**Record excerpts:**
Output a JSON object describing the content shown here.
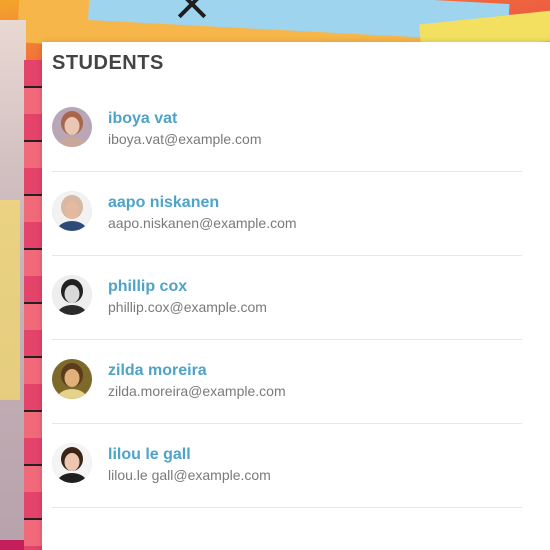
{
  "panel": {
    "title": "STUDENTS"
  },
  "students": [
    {
      "name": "iboya vat",
      "email": "iboya.vat@example.com",
      "avatar": "avatar-woman-blonde",
      "skin": "#e9c7b4",
      "hair": "#a8664a",
      "shirt": "#c9a89a",
      "bg": "#b9a7b8"
    },
    {
      "name": "aapo niskanen",
      "email": "aapo.niskanen@example.com",
      "avatar": "avatar-man-bald",
      "skin": "#e3b9a0",
      "hair": "#d7b8a4",
      "shirt": "#2e4a78",
      "bg": "#f2f2f2"
    },
    {
      "name": "phillip cox",
      "email": "phillip.cox@example.com",
      "avatar": "avatar-man-glasses",
      "skin": "#d9d9d9",
      "hair": "#222222",
      "shirt": "#2b2b2b",
      "bg": "#eeeeee"
    },
    {
      "name": "zilda moreira",
      "email": "zilda.moreira@example.com",
      "avatar": "avatar-woman-curly",
      "skin": "#e0b27a",
      "hair": "#5a3b1c",
      "shirt": "#e6d38a",
      "bg": "#7d6a2a"
    },
    {
      "name": "lilou le gall",
      "email": "lilou.le gall@example.com",
      "avatar": "avatar-woman-dark",
      "skin": "#edc6b2",
      "hair": "#3a2418",
      "shirt": "#1f1f1f",
      "bg": "#f4f4f4"
    }
  ]
}
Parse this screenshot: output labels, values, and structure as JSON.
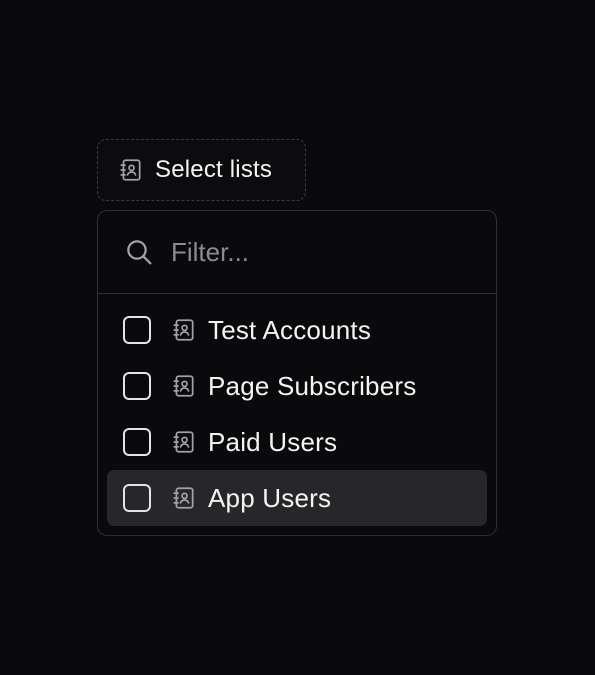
{
  "trigger": {
    "label": "Select lists",
    "icon": "contact-book-icon"
  },
  "filter": {
    "placeholder": "Filter...",
    "value": "",
    "icon": "search-icon"
  },
  "lists": {
    "items": [
      {
        "label": "Test Accounts",
        "checked": false,
        "icon": "contact-book-icon",
        "highlighted": false
      },
      {
        "label": "Page Subscribers",
        "checked": false,
        "icon": "contact-book-icon",
        "highlighted": false
      },
      {
        "label": "Paid Users",
        "checked": false,
        "icon": "contact-book-icon",
        "highlighted": false
      },
      {
        "label": "App Users",
        "checked": false,
        "icon": "contact-book-icon",
        "highlighted": true
      }
    ]
  },
  "colors": {
    "background": "#0a0a0c",
    "border": "#2e2e33",
    "highlight": "#27272a",
    "text": "#f4f4f5",
    "muted": "#a1a1aa"
  }
}
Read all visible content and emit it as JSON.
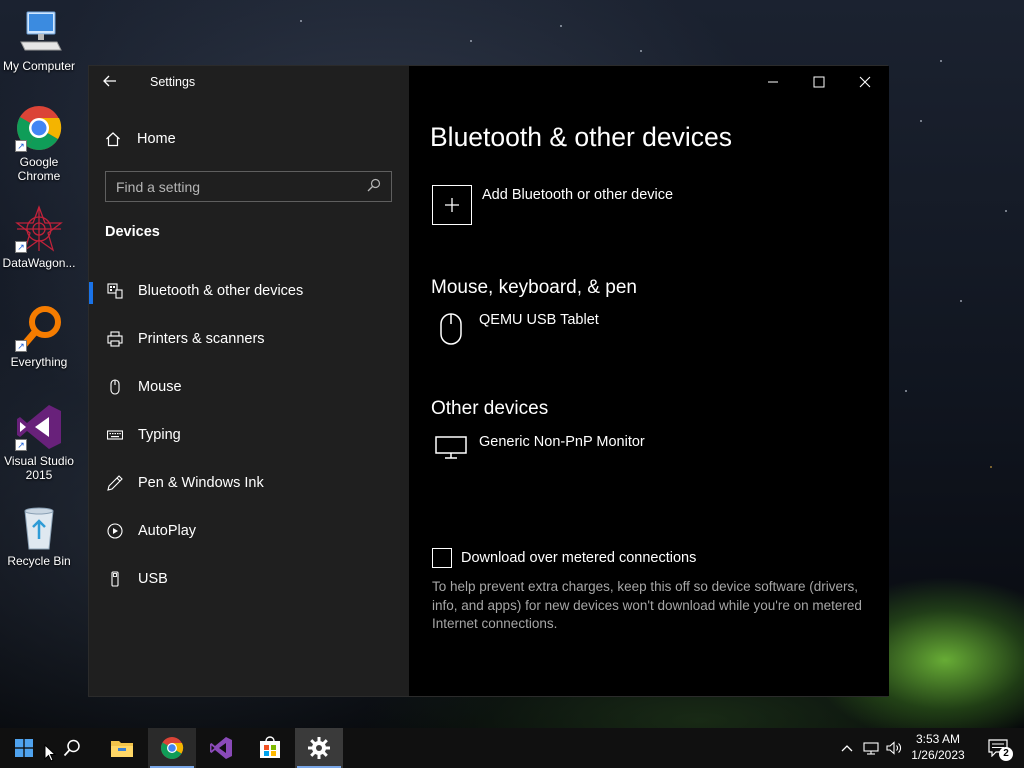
{
  "desktop": {
    "icons": [
      {
        "label": "My Computer"
      },
      {
        "label": "Google Chrome"
      },
      {
        "label": "DataWagon..."
      },
      {
        "label": "Everything"
      },
      {
        "label": "Visual Studio 2015"
      },
      {
        "label": "Recycle Bin"
      }
    ]
  },
  "settings": {
    "app_title": "Settings",
    "home_label": "Home",
    "search_placeholder": "Find a setting",
    "section_title": "Devices",
    "nav": [
      {
        "label": "Bluetooth & other devices",
        "icon": "bluetooth-devices-icon",
        "selected": true
      },
      {
        "label": "Printers & scanners",
        "icon": "printer-icon"
      },
      {
        "label": "Mouse",
        "icon": "mouse-icon"
      },
      {
        "label": "Typing",
        "icon": "keyboard-icon"
      },
      {
        "label": "Pen & Windows Ink",
        "icon": "pen-icon"
      },
      {
        "label": "AutoPlay",
        "icon": "autoplay-icon"
      },
      {
        "label": "USB",
        "icon": "usb-icon"
      }
    ],
    "page_title": "Bluetooth & other devices",
    "add_device_label": "Add Bluetooth or other device",
    "mouse_section": {
      "title": "Mouse, keyboard, & pen",
      "devices": [
        {
          "name": "QEMU USB Tablet",
          "icon": "mouse-icon"
        }
      ]
    },
    "other_section": {
      "title": "Other devices",
      "devices": [
        {
          "name": "Generic Non-PnP Monitor",
          "icon": "monitor-icon"
        }
      ]
    },
    "metered": {
      "label": "Download over metered connections",
      "checked": false,
      "help": "To help prevent extra charges, keep this off so device software (drivers, info, and apps) for new devices won't download while you're on metered Internet connections."
    }
  },
  "taskbar": {
    "time": "3:53 AM",
    "date": "1/26/2023",
    "notification_count": "2",
    "accent_color": "#1a73e8"
  }
}
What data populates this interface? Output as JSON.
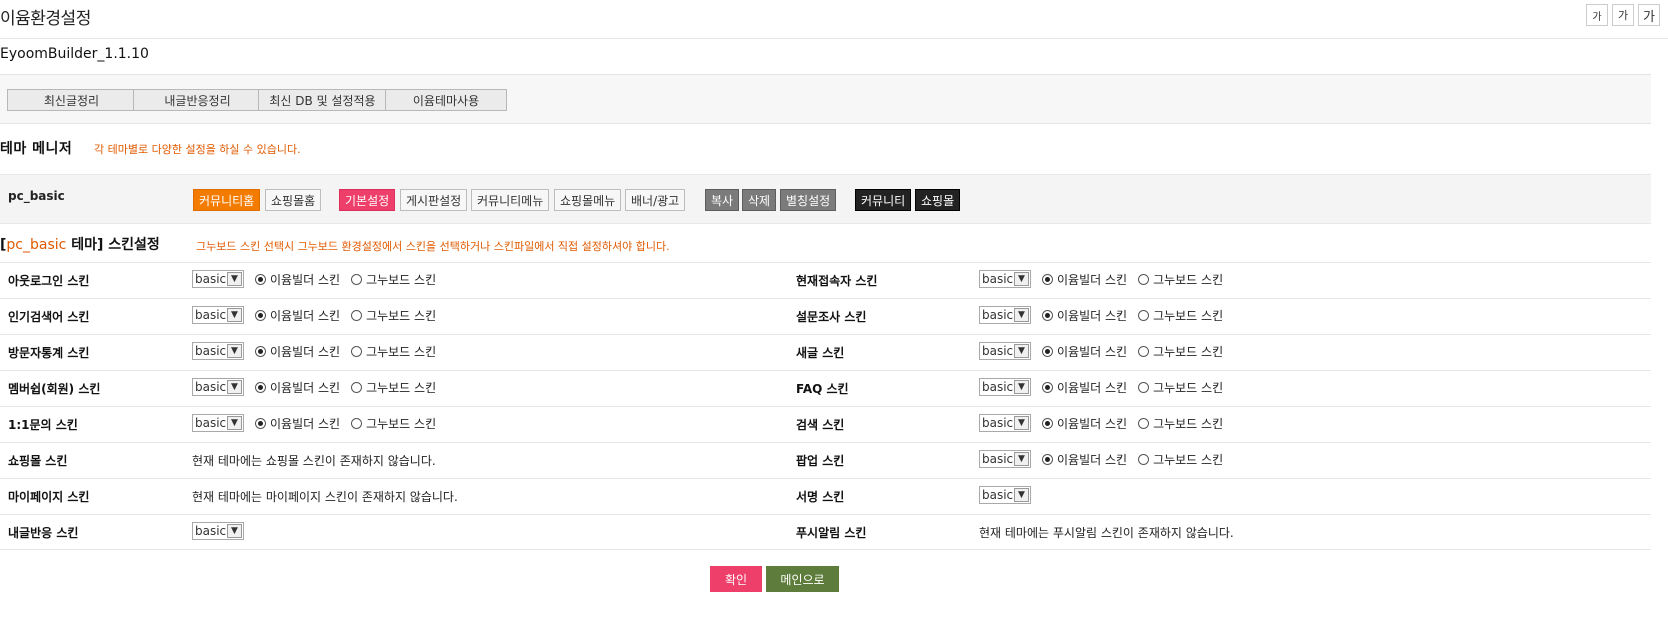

**Problem statement:** Search the lines for "email". Copy each line that has it.

**Answer:**
      "email": "iboya.vat@example.com",
      "email": "aapo.niskanen@example.com",
      "email": "phillip.cox@example.com",
      "email": "zilda.moreira@example.com",
      "email": "lilou.le gall@example.com",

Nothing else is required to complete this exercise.